*DO THIS*.
Retype the listing that follows, exactly as written.

*Data excerpts*.
— begin —

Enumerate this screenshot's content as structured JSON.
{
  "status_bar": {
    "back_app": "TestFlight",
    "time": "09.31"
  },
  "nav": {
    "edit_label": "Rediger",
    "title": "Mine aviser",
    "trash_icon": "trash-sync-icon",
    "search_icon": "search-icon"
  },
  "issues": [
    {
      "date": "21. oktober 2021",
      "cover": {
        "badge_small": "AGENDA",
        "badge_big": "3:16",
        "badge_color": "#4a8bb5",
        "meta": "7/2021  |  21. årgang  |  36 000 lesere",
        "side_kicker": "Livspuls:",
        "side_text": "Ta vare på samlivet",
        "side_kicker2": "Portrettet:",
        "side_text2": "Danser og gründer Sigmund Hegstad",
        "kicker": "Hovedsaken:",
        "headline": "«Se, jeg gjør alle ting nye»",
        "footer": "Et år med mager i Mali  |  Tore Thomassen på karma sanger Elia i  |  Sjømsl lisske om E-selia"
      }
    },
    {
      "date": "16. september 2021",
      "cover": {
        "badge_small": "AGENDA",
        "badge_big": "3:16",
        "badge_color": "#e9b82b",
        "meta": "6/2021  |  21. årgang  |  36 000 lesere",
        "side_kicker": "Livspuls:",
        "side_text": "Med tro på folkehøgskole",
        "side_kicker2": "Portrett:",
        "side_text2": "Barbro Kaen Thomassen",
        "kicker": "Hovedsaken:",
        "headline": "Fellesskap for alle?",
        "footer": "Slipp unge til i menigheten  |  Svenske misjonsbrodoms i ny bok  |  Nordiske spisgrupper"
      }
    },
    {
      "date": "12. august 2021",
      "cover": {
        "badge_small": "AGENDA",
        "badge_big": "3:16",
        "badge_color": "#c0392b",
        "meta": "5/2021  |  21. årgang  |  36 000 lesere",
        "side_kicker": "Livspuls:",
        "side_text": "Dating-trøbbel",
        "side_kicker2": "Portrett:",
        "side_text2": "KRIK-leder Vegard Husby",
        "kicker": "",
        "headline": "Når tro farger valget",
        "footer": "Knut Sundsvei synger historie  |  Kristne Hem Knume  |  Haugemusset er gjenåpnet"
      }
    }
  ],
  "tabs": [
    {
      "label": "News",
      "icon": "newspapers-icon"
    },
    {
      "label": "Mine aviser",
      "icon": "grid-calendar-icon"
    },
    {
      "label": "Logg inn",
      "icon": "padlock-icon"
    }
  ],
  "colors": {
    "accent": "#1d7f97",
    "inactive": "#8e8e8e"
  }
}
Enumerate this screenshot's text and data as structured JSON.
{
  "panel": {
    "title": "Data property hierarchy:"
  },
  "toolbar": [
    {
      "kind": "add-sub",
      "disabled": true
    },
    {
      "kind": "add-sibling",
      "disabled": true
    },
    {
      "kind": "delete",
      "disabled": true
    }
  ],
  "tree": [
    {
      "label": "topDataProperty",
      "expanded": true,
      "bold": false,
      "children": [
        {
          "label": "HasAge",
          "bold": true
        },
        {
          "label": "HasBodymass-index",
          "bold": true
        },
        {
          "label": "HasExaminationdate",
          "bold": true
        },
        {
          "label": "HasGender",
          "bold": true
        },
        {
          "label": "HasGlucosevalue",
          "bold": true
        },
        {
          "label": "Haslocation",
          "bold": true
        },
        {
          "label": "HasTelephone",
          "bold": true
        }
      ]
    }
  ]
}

— end —

*WRITTEN REPLY*.
Enumerate this screenshot's content as structured JSON.
{
  "status_bar": {
    "back_app": "TestFlight",
    "time": "09.31"
  },
  "nav": {
    "edit_label": "Rediger",
    "title": "Mine aviser",
    "trash_icon": "trash-sync-icon",
    "search_icon": "search-icon"
  },
  "issues": [
    {
      "date": "21. oktober 2021",
      "cover": {
        "badge_small": "AGENDA",
        "badge_big": "3:16",
        "badge_color": "#4a8bb5",
        "meta": "7/2021  |  21. årgang  |  36 000 lesere",
        "side_kicker": "Livspuls:",
        "side_text": "Ta vare på samlivet",
        "side_kicker2": "Portrettet:",
        "side_text2": "Danser og gründer Sigmund Hegstad",
        "kicker": "Hovedsaken:",
        "headline": "«Se, jeg gjør alle ting nye»",
        "footer": "Et år med mager i Mali  |  Tore Thomassen på karma sanger Elia i  |  Sjømsl lisske om E-selia"
      }
    },
    {
      "date": "16. september 2021",
      "cover": {
        "badge_small": "AGENDA",
        "badge_big": "3:16",
        "badge_color": "#e9b82b",
        "meta": "6/2021  |  21. årgang  |  36 000 lesere",
        "side_kicker": "Livspuls:",
        "side_text": "Med tro på folkehøgskole",
        "side_kicker2": "Portrett:",
        "side_text2": "Barbro Kaen Thomassen",
        "kicker": "Hovedsaken:",
        "headline": "Fellesskap for alle?",
        "footer": "Slipp unge til i menigheten  |  Svenske misjonsbrodoms i ny bok  |  Nordiske spisgrupper"
      }
    },
    {
      "date": "12. august 2021",
      "cover": {
        "badge_small": "AGENDA",
        "badge_big": "3:16",
        "badge_color": "#c0392b",
        "meta": "5/2021  |  21. årgang  |  36 000 lesere",
        "side_kicker": "Livspuls:",
        "side_text": "Dating-trøbbel",
        "side_kicker2": "Portrett:",
        "side_text2": "KRIK-leder Vegard Husby",
        "kicker": "",
        "headline": "Når tro farger valget",
        "footer": "Knut Sundsvei synger historie  |  Kristne Hem Knume  |  Haugemusset er gjenåpnet"
      }
    }
  ],
  "tabs": [
    {
      "label": "News",
      "icon": "newspapers-icon"
    },
    {
      "label": "Mine aviser",
      "icon": "grid-calendar-icon"
    },
    {
      "label": "Logg inn",
      "icon": "padlock-icon"
    }
  ],
  "colors": {
    "accent": "#1d7f97",
    "inactive": "#8e8e8e"
  }
}
Enumerate this screenshot's text and data as structured JSON.
{
  "panel": {
    "title": "Data property hierarchy:"
  },
  "toolbar": [
    {
      "kind": "add-sub",
      "disabled": true
    },
    {
      "kind": "add-sibling",
      "disabled": true
    },
    {
      "kind": "delete",
      "disabled": true
    }
  ],
  "tree": [
    {
      "label": "topDataProperty",
      "expanded": true,
      "bold": false,
      "children": [
        {
          "label": "HasAge",
          "bold": true
        },
        {
          "label": "HasBodymass-index",
          "bold": true
        },
        {
          "label": "HasExaminationdate",
          "bold": true
        },
        {
          "label": "HasGender",
          "bold": true
        },
        {
          "label": "HasGlucosevalue",
          "bold": true
        },
        {
          "label": "Haslocation",
          "bold": true
        },
        {
          "label": "HasTelephone",
          "bold": true
        }
      ]
    }
  ]
}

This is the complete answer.